>> start ENTRIES PROVIDED

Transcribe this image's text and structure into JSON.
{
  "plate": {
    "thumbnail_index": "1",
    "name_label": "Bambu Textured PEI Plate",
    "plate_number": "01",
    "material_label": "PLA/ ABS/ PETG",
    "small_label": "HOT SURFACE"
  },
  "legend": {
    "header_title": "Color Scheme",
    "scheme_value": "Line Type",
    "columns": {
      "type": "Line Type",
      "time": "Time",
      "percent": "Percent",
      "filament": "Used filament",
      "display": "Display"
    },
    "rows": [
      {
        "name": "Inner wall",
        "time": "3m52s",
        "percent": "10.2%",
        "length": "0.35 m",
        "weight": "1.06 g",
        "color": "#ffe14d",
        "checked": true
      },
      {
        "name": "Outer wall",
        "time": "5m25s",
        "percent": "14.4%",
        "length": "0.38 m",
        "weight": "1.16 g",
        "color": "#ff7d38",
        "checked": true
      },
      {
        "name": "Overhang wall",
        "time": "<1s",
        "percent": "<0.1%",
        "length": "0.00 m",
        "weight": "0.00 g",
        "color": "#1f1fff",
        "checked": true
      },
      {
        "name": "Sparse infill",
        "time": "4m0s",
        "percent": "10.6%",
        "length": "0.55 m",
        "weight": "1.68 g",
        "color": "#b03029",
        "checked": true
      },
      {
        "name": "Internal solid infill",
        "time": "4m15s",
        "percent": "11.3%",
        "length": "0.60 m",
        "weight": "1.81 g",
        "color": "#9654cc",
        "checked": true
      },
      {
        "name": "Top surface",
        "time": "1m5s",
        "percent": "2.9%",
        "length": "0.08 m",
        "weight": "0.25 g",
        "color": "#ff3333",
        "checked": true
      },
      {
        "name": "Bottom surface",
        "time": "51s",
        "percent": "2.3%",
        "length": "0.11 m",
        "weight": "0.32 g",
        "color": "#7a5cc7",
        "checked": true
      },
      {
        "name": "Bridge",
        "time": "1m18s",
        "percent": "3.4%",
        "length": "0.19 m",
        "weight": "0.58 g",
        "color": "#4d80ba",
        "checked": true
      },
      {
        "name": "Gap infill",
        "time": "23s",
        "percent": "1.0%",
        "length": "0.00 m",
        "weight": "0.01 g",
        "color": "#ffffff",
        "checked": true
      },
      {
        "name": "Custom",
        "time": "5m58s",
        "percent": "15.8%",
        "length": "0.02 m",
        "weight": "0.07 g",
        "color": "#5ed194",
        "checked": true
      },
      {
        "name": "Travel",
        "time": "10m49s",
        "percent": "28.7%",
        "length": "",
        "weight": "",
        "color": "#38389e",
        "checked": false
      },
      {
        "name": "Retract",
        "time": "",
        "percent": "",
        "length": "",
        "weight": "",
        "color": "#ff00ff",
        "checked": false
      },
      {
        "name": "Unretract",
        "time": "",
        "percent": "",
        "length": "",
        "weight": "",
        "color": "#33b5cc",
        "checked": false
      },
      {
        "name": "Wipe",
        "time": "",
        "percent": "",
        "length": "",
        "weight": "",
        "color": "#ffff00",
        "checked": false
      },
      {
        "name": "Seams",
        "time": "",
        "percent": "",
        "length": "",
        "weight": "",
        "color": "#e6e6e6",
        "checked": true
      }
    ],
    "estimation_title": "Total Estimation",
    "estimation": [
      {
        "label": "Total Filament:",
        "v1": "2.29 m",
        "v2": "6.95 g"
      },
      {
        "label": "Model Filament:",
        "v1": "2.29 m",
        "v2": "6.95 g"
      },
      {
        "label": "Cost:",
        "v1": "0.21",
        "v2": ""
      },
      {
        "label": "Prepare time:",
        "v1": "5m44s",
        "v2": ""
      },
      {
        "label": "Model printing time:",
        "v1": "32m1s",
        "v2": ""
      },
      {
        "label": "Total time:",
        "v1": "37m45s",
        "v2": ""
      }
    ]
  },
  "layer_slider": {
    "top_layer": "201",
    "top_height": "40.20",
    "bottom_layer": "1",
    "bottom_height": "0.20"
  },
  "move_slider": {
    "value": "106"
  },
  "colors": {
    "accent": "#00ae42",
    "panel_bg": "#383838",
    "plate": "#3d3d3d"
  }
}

>> end ENTRIES PROVIDED
>> start ENTRIES PROVIDED

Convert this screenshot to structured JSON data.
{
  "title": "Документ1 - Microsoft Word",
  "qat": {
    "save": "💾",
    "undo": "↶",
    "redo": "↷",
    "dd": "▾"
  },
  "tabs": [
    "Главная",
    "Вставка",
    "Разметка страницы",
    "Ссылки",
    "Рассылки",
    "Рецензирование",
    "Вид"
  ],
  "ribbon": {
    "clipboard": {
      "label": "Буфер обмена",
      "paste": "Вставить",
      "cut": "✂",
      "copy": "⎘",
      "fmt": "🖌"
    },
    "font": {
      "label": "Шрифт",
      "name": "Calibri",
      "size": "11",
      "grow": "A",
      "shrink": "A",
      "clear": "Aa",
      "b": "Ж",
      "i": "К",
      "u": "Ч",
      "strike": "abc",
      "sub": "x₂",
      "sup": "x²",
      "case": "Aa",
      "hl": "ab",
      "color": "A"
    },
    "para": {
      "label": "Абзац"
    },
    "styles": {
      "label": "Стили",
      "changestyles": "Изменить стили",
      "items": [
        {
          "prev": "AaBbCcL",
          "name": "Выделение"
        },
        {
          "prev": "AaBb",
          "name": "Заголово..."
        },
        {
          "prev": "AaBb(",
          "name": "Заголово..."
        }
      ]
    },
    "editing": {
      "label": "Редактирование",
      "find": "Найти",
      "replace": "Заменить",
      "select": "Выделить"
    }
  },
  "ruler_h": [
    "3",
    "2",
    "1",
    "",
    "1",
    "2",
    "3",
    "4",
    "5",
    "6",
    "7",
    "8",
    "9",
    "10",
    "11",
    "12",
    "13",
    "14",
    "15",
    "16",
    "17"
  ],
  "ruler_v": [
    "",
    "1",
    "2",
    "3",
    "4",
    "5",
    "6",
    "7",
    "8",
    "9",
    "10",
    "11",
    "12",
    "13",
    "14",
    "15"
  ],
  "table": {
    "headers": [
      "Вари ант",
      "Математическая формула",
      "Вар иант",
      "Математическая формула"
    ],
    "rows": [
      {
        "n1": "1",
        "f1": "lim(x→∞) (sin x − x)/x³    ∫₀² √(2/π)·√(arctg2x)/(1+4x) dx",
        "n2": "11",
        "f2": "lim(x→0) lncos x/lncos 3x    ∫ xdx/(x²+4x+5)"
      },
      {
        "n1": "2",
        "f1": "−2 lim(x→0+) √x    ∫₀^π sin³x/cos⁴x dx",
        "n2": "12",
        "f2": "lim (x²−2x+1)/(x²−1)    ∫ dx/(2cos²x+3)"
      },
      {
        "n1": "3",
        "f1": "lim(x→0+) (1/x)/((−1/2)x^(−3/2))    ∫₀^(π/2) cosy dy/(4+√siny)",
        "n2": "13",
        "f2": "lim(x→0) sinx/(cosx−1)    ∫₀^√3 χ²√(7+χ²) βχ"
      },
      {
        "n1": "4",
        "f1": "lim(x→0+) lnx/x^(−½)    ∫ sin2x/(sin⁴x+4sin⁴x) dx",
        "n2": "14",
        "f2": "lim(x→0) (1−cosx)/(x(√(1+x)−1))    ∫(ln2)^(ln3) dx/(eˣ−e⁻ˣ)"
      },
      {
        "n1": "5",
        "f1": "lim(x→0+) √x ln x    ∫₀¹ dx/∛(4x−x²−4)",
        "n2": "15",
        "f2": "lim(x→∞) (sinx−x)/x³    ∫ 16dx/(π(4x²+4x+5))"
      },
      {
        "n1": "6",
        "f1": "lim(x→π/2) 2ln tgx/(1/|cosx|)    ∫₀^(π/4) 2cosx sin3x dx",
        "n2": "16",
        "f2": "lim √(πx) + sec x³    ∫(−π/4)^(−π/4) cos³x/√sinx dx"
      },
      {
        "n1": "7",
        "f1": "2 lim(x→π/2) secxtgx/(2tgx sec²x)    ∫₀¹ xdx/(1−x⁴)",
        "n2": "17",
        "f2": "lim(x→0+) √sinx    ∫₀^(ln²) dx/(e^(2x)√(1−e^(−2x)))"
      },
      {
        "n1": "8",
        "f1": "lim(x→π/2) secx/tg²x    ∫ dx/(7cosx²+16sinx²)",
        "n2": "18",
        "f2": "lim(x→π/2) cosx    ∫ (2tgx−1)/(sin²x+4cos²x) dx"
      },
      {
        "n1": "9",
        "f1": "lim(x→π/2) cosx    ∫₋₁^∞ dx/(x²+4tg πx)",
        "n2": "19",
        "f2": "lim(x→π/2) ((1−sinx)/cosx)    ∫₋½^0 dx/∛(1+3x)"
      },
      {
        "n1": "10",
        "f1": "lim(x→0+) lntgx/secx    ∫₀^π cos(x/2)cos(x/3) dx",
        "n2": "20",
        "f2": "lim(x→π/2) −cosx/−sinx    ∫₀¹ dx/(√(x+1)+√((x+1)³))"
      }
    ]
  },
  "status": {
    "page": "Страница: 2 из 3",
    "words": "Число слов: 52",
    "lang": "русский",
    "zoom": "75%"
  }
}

>> end ENTRIES PROVIDED

* **EXERCISE GOAL**: Search the entries for the word "Математическая" and gather every line where it appears.

* **RESULT OF THE TASK**:
      "Математическая формула",
      "Математическая формула"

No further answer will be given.